═══ ENTRIES SUPPLIED
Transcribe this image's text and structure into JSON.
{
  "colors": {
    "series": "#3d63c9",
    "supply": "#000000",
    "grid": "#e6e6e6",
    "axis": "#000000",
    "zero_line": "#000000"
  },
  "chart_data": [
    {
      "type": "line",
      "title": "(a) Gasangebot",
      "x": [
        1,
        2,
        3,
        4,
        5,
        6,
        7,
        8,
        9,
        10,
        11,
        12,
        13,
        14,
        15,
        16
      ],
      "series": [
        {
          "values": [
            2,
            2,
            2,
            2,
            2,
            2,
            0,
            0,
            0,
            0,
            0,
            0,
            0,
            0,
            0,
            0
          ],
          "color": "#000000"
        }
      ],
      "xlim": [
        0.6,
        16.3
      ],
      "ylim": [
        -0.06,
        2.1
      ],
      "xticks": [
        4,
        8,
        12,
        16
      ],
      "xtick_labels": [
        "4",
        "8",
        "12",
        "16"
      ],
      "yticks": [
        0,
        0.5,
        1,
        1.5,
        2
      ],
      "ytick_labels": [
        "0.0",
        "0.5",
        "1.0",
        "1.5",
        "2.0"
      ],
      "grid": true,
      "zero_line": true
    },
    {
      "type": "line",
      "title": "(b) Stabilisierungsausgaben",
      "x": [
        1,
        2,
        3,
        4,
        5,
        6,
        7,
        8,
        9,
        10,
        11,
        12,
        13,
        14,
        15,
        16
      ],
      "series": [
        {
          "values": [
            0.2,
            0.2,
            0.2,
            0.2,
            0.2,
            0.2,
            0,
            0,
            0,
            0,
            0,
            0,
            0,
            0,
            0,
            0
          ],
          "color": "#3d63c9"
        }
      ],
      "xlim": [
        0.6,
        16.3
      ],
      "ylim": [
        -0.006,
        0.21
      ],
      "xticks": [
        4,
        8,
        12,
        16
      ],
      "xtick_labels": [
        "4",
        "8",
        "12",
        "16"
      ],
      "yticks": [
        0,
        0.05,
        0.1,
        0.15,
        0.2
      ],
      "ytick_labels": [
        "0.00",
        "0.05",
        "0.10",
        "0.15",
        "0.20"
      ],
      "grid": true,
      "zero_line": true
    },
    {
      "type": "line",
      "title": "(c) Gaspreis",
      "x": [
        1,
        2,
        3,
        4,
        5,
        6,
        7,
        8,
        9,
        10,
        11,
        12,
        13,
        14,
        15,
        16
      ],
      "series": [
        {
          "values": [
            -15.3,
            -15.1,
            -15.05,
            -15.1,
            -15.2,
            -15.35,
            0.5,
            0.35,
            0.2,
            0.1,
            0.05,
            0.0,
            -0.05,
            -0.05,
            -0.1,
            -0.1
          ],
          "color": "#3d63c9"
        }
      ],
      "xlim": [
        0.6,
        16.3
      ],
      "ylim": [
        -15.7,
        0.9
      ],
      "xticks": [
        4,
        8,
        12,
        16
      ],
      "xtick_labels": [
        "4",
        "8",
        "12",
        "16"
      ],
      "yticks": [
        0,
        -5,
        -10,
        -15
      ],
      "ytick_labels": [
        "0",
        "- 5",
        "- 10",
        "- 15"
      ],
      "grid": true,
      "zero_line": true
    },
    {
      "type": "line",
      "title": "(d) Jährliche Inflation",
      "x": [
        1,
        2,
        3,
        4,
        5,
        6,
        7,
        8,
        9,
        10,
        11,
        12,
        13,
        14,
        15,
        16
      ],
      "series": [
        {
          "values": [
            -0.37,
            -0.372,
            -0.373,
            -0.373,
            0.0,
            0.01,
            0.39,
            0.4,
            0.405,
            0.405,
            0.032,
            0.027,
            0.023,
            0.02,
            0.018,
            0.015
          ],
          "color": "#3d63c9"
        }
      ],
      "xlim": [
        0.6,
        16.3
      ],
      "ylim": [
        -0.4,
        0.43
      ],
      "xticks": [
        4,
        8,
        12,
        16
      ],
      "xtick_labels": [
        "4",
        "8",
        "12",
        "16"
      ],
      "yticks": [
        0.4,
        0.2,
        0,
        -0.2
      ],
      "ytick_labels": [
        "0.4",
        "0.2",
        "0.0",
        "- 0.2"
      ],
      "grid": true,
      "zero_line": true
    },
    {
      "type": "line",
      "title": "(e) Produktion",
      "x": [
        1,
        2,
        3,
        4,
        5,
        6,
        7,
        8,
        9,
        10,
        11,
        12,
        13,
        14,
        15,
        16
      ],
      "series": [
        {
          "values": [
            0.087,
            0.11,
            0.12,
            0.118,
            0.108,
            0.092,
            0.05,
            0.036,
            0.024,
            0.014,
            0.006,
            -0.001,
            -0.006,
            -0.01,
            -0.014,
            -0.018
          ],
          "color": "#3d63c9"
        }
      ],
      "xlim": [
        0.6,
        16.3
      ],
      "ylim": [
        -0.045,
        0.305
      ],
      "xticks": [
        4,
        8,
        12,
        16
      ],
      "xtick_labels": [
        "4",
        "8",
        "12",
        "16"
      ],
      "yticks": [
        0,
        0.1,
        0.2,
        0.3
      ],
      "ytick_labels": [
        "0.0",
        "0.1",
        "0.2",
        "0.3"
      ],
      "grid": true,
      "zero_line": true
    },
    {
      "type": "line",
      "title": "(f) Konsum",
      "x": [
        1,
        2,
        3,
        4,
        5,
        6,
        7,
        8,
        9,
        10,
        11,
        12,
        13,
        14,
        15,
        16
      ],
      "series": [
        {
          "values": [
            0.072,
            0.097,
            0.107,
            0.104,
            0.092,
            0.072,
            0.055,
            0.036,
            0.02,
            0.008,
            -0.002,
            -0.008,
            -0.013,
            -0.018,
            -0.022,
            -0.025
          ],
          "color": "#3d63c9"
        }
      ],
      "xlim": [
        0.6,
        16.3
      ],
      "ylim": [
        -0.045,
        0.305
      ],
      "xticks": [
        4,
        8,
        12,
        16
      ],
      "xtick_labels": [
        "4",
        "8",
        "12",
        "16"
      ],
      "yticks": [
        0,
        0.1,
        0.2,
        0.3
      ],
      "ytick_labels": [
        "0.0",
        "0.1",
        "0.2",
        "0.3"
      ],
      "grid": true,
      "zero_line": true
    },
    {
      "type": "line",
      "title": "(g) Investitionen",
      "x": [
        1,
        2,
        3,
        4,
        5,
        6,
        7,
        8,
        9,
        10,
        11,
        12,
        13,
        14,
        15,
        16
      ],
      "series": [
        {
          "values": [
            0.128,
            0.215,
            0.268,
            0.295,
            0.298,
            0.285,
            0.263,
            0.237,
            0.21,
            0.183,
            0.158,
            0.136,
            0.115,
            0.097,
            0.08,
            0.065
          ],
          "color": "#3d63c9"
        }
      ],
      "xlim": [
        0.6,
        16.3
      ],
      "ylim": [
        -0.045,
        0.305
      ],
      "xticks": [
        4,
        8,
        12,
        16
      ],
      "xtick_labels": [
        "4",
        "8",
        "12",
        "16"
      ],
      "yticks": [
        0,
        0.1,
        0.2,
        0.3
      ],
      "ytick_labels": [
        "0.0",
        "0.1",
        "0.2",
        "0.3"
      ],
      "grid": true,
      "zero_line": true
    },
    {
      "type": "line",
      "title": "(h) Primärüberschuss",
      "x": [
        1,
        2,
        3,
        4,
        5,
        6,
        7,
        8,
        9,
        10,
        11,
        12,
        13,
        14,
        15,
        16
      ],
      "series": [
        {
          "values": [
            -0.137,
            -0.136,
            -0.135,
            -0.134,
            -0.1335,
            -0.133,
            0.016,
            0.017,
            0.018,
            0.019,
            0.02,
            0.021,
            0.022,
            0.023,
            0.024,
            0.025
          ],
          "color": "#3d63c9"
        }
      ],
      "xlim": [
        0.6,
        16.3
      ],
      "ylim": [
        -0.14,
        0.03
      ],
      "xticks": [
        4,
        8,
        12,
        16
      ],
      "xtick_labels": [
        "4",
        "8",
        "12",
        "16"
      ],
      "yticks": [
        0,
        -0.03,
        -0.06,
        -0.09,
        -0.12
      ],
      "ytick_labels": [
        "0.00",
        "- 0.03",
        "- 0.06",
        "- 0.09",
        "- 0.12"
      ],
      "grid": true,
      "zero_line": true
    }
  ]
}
══════
**WHAT IS ASKED**
Which lines hold the word "title"? Show each one.

**SOLUTION TO THIS PROBLEM**
      "title": "(a) Gasangebot",
      "title": "(b) Stabilisierungsausgaben",
      "title": "(c) Gaspreis",
      "title": "(d) Jährliche Inflation",
      "title": "(e) Produktion",
      "title": "(f) Konsum",
      "title": "(g) Investitionen",
      "title": "(h) Primärüberschuss",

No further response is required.